Pick out each line containing the string "ylabel" and copy it.

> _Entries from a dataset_
::::::

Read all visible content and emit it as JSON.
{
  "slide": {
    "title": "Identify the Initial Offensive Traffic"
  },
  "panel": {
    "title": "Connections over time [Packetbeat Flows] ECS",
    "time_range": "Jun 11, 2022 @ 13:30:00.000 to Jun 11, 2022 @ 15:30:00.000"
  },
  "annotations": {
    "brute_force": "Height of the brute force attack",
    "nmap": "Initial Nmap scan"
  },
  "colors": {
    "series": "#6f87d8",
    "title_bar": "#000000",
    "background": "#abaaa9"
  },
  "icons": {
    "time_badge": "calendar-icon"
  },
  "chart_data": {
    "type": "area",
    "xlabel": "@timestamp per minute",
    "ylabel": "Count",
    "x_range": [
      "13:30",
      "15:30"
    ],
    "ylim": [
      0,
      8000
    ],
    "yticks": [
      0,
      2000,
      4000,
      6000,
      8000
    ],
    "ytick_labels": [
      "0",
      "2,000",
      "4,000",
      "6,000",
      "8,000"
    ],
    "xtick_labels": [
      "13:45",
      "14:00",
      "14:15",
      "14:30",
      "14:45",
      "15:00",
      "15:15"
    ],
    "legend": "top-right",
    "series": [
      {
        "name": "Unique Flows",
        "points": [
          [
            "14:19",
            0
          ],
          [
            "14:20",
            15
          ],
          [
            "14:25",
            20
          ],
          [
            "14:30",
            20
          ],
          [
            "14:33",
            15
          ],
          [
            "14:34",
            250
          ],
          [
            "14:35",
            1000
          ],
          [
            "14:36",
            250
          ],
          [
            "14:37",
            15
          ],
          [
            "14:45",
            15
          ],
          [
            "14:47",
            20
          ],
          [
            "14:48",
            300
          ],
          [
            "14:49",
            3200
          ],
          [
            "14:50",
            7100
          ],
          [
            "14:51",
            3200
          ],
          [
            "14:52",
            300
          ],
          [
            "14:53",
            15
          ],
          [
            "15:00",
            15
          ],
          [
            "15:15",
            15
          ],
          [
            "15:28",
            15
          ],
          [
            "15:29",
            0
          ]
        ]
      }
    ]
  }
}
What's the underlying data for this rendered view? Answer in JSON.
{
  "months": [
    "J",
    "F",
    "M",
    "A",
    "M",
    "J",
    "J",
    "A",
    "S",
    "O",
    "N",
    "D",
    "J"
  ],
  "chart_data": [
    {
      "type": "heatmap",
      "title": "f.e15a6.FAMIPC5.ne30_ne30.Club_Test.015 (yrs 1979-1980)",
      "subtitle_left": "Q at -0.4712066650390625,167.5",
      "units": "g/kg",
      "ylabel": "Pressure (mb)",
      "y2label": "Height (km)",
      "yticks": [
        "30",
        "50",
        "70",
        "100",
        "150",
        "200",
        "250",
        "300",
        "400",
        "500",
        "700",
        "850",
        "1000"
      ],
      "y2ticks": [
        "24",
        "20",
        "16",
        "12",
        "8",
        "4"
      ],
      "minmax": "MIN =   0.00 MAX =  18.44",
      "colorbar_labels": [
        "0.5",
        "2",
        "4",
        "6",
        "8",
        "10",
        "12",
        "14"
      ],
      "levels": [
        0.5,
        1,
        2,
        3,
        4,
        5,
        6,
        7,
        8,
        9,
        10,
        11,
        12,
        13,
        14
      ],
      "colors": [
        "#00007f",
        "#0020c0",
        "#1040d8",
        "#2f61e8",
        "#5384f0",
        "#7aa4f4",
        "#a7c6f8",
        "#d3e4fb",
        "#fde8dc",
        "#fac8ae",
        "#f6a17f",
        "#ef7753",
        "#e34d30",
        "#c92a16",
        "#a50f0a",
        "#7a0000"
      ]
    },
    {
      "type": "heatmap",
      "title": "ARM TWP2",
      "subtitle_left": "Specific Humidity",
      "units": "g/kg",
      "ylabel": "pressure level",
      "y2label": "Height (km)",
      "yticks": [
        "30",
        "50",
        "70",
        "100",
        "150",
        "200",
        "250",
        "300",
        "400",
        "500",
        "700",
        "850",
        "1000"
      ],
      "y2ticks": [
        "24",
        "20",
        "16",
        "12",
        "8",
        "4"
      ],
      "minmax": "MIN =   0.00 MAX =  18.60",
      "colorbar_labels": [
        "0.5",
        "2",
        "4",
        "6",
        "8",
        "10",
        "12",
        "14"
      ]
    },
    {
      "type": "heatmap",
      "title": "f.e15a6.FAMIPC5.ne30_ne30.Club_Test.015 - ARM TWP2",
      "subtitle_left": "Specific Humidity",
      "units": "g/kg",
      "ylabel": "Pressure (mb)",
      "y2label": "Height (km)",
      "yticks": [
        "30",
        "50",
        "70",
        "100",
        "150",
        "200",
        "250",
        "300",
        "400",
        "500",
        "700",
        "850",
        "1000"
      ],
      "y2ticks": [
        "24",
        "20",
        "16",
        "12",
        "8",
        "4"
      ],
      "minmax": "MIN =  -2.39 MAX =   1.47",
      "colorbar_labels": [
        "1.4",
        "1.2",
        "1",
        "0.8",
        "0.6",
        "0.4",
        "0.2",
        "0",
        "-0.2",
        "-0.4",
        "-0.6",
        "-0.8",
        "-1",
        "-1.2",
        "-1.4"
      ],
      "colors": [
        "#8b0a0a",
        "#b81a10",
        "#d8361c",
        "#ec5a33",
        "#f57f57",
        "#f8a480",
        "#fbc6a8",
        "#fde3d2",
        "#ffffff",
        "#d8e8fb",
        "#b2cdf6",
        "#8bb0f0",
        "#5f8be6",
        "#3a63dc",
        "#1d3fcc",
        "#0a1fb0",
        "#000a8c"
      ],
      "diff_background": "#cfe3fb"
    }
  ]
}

::::::

> _TASK ANSWER_
    "ylabel": "Count",
      "ylabel": "Pressure (mb)",
      "ylabel": "pressure level",
      "ylabel": "Pressure (mb)",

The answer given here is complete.